DOCUMENT:
The next question to ask is the performance of the QUICK method. By using only a small percent of the original data, can we still do as good as standard learners like k-NN and CART? Our experiments showed that "we can" and that is the beauty of it. We can find a really small subset of the data that contains the essential content and still perform as good as standard learners that use all the data. To summarize, our data sets may be not as big as we think they are!

If you have read until this point, I believe I have your attention and I may convince you to take a look at our paper for much more details. In case I convinced you, below is the abstract and here is the link of the paper.

Active Learning and Effort Estimation: Finding the Essential Content
of Software Effort Estimation Data 
Ekrem Kocaguneli, Student Member, IEEE, Tim Menzies, Member, IEEE, Jacky Keung, Member, IEEE, David Cok, Member, IEEE, Ray Madachy, Member, IEEE
Background: Do we always need complex methods for software effort estimation (SEE)? 
Aim: To characterize the essential content of SEE data; i.e. the least number of features and instances required to capture the information within SEE data. If the essential content is very small then (1) the contained information must be very brief and (2) the value-added of complex learning schemes must be minimal.

TO BE DONE:
a – In the effort estimation post, switch "standard learners" to "baseline learners" and give the passage from "The next question" to "think they are!".
b – Using the effort estimation post, state whether each statement agrees with it, answering yes or no and quoting the deciding words: (i) The experiments found that a small subset of the data can perform as well as standard learners that use all the data. (ii) Tim Menzies is listed as a Student Member of IEEE. (iii) The essential content of SEE data is described as the least number of features and instances required to capture the information within it.

DATA ROWS:

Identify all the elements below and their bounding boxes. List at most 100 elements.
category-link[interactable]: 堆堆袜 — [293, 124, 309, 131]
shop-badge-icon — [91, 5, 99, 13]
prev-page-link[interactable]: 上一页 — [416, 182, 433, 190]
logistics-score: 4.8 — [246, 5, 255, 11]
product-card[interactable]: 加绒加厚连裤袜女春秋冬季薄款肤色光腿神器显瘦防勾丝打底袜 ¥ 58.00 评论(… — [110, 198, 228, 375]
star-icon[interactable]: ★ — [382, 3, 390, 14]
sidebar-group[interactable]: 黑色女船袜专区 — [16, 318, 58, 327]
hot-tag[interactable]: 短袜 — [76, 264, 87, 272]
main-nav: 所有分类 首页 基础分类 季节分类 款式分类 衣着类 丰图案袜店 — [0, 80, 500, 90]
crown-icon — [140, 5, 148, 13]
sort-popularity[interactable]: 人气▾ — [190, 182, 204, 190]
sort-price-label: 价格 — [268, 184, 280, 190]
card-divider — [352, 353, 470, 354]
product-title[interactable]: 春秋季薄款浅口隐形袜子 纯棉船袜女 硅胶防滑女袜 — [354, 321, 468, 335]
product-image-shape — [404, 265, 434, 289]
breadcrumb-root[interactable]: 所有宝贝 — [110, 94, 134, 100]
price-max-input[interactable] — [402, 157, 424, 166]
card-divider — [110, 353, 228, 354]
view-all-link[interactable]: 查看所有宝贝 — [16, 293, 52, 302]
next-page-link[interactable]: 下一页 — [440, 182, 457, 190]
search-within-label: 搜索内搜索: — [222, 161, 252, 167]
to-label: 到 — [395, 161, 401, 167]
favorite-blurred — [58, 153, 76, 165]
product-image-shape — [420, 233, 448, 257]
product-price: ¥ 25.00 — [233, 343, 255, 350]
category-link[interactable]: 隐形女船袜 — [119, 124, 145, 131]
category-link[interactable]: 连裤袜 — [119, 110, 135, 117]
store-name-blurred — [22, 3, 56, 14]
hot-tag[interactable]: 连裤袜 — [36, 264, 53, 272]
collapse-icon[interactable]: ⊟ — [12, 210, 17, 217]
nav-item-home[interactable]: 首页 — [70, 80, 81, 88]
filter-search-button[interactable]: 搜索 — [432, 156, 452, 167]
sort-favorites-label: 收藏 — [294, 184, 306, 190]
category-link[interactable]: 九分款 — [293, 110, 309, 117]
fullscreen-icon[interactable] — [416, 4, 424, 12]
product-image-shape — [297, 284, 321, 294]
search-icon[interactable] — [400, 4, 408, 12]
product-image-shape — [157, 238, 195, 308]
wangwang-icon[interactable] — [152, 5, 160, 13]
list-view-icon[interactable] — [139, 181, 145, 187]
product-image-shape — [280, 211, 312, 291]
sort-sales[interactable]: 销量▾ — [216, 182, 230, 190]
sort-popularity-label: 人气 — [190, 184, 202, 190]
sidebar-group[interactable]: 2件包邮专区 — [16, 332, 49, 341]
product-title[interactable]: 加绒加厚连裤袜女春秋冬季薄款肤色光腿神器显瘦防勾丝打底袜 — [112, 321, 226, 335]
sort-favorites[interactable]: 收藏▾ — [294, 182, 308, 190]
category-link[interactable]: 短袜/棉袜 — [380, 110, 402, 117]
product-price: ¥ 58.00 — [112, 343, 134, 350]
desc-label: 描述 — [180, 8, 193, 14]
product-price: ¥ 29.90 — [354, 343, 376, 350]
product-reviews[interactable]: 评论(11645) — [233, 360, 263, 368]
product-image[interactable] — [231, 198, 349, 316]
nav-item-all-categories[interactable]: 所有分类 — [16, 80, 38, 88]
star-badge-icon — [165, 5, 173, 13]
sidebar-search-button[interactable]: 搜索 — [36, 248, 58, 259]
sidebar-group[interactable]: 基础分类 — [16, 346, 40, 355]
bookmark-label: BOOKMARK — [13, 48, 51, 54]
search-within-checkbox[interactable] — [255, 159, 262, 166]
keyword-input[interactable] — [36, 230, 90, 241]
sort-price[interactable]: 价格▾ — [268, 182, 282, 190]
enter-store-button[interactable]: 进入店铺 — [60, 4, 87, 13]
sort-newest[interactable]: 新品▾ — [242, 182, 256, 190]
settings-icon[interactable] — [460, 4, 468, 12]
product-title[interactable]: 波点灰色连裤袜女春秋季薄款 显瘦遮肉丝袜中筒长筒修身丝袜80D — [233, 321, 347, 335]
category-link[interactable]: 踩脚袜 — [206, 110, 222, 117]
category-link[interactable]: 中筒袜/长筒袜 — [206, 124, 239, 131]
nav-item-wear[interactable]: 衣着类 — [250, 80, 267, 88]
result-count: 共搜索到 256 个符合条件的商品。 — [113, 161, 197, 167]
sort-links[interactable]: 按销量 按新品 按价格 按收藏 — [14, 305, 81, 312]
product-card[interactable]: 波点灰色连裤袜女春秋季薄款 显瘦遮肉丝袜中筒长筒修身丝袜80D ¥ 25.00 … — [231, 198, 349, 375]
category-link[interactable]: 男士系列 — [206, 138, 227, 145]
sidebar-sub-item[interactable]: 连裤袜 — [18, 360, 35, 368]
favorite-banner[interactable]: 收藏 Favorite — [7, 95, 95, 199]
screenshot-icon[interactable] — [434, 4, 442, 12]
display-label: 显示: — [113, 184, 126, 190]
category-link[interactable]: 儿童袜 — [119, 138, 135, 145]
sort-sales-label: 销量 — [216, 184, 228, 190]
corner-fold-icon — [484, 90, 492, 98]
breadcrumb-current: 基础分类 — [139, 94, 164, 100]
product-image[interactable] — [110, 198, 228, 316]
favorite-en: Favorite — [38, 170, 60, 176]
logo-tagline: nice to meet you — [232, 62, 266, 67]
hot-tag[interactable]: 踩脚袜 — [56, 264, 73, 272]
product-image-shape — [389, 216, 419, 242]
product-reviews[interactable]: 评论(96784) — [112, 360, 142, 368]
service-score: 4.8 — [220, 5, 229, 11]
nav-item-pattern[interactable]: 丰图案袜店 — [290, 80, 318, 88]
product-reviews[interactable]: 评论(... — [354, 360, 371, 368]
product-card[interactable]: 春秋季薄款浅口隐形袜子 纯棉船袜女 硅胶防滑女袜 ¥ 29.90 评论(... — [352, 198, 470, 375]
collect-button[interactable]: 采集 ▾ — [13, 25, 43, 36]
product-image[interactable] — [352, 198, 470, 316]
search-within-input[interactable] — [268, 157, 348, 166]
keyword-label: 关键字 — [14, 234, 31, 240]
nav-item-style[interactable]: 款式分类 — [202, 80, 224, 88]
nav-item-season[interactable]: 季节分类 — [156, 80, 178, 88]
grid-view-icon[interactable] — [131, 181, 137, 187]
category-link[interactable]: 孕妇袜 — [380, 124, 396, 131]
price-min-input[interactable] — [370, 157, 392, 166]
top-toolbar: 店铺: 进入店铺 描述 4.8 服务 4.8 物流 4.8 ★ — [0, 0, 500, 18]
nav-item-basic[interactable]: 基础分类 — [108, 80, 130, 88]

TASK-BY-TASK SOLUTIONS:
a –
The next question to ask is the performance of the QUICK method. By using only a small percent of the original data, can we still do as good as baseline learners like k-NN and CART? Our experiments showed that "we can" and that is the beauty of it. We can find a really small subset of the data that contains the essential content and still perform as good as baseline learners that use all the data. To summarize, our data sets may be not as big as we think they are!

b –
(i) Yes: "We can find a really small subset of the data that contains the essential content and still perform as good as standard learners that use all the data."
(ii) No: "Tim Menzies, Member, IEEE"
(iii) Yes: "the least number of features and instances required to capture the information within SEE data"